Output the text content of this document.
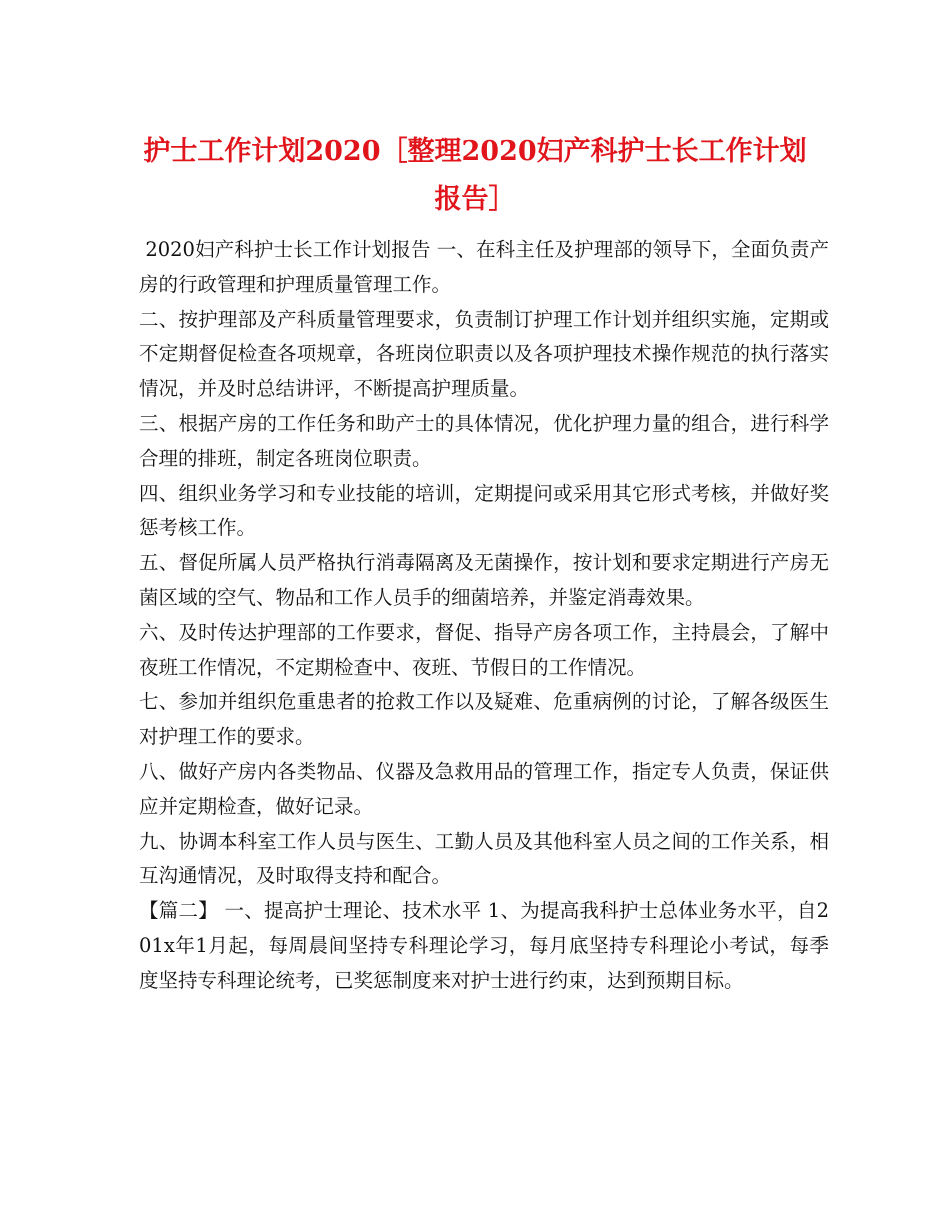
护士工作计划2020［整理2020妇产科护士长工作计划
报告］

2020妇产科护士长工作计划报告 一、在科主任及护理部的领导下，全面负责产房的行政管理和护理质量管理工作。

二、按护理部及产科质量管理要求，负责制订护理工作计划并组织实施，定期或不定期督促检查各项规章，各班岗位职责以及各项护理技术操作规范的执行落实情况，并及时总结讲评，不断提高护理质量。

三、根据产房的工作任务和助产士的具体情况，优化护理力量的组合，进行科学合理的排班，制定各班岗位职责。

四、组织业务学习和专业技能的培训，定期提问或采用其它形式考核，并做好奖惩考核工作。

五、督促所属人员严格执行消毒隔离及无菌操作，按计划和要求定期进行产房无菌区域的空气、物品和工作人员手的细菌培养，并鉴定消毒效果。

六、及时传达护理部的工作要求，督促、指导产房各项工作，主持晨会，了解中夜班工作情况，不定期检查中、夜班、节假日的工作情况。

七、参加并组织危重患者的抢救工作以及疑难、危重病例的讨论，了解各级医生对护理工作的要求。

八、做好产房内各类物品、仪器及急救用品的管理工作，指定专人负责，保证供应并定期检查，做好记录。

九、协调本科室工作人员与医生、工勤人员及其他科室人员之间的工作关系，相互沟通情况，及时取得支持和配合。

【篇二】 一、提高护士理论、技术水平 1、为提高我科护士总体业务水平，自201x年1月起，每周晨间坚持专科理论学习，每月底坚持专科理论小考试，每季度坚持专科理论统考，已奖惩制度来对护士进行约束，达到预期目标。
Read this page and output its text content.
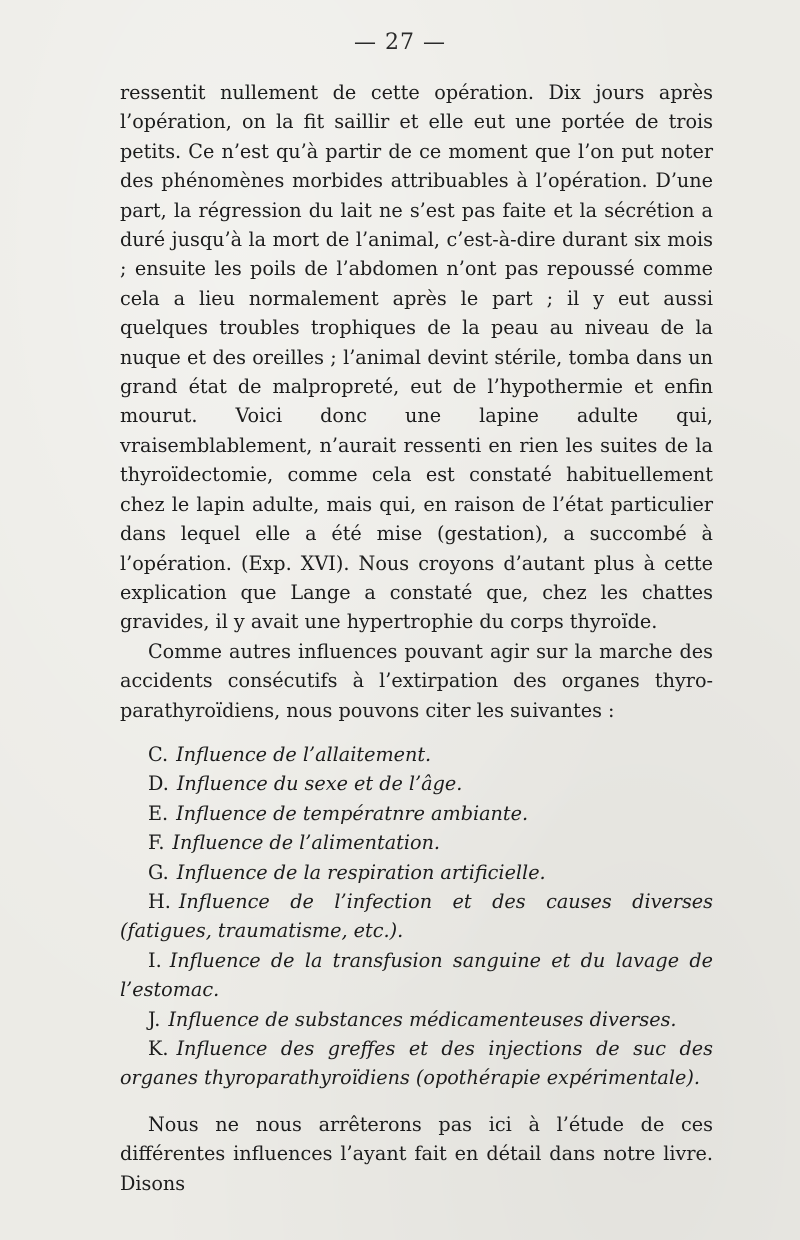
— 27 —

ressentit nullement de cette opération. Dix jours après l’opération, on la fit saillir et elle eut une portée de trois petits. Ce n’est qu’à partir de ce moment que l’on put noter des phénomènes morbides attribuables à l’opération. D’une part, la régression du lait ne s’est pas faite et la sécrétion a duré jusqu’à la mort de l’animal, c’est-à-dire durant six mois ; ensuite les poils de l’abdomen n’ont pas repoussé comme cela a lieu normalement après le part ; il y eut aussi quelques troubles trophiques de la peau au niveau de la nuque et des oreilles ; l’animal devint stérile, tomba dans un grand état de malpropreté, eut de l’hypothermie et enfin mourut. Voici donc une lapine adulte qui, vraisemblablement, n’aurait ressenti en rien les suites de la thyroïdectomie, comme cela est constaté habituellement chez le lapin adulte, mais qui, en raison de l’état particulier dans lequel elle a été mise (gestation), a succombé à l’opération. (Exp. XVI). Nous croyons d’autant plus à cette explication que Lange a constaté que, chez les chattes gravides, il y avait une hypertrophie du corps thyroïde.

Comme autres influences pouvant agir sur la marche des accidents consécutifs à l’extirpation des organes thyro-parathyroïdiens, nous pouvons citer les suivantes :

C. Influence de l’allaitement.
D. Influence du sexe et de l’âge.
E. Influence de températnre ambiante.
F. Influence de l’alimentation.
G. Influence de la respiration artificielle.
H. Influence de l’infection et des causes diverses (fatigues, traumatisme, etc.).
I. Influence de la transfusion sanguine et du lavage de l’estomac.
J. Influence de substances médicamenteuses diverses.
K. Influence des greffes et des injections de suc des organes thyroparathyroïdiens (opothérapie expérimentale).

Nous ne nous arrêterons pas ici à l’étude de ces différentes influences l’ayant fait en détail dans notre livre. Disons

EXERCISE TASK: Copy the listing over exactly, skipping the pictures it holds.

ANSWER IN FULL:
Output the text content of this document.
护士工作计划2020［整理2020妇产科护士长工作计划
报告］

2020妇产科护士长工作计划报告 一、在科主任及护理部的领导下，全面负责产房的行政管理和护理质量管理工作。

二、按护理部及产科质量管理要求，负责制订护理工作计划并组织实施，定期或不定期督促检查各项规章，各班岗位职责以及各项护理技术操作规范的执行落实情况，并及时总结讲评，不断提高护理质量。

三、根据产房的工作任务和助产士的具体情况，优化护理力量的组合，进行科学合理的排班，制定各班岗位职责。

四、组织业务学习和专业技能的培训，定期提问或采用其它形式考核，并做好奖惩考核工作。

五、督促所属人员严格执行消毒隔离及无菌操作，按计划和要求定期进行产房无菌区域的空气、物品和工作人员手的细菌培养，并鉴定消毒效果。

六、及时传达护理部的工作要求，督促、指导产房各项工作，主持晨会，了解中夜班工作情况，不定期检查中、夜班、节假日的工作情况。

七、参加并组织危重患者的抢救工作以及疑难、危重病例的讨论，了解各级医生对护理工作的要求。

八、做好产房内各类物品、仪器及急救用品的管理工作，指定专人负责，保证供应并定期检查，做好记录。

九、协调本科室工作人员与医生、工勤人员及其他科室人员之间的工作关系，相互沟通情况，及时取得支持和配合。

【篇二】 一、提高护士理论、技术水平 1、为提高我科护士总体业务水平，自201x年1月起，每周晨间坚持专科理论学习，每月底坚持专科理论小考试，每季度坚持专科理论统考，已奖惩制度来对护士进行约束，达到预期目标。
Read this page and output its text content.
— 27 —

ressentit nullement de cette opération. Dix jours après l’opération, on la fit saillir et elle eut une portée de trois petits. Ce n’est qu’à partir de ce moment que l’on put noter des phénomènes morbides attribuables à l’opération. D’une part, la régression du lait ne s’est pas faite et la sécrétion a duré jusqu’à la mort de l’animal, c’est-à-dire durant six mois ; ensuite les poils de l’abdomen n’ont pas repoussé comme cela a lieu normalement après le part ; il y eut aussi quelques troubles trophiques de la peau au niveau de la nuque et des oreilles ; l’animal devint stérile, tomba dans un grand état de malpropreté, eut de l’hypothermie et enfin mourut. Voici donc une lapine adulte qui, vraisemblablement, n’aurait ressenti en rien les suites de la thyroïdectomie, comme cela est constaté habituellement chez le lapin adulte, mais qui, en raison de l’état particulier dans lequel elle a été mise (gestation), a succombé à l’opération. (Exp. XVI). Nous croyons d’autant plus à cette explication que Lange a constaté que, chez les chattes gravides, il y avait une hypertrophie du corps thyroïde.

Comme autres influences pouvant agir sur la marche des accidents consécutifs à l’extirpation des organes thyro-parathyroïdiens, nous pouvons citer les suivantes :

C. Influence de l’allaitement.
D. Influence du sexe et de l’âge.
E. Influence de températnre ambiante.
F. Influence de l’alimentation.
G. Influence de la respiration artificielle.
H. Influence de l’infection et des causes diverses (fatigues, traumatisme, etc.).
I. Influence de la transfusion sanguine et du lavage de l’estomac.
J. Influence de substances médicamenteuses diverses.
K. Influence des greffes et des injections de suc des organes thyroparathyroïdiens (opothérapie expérimentale).

Nous ne nous arrêterons pas ici à l’étude de ces différentes influences l’ayant fait en détail dans notre livre. Disons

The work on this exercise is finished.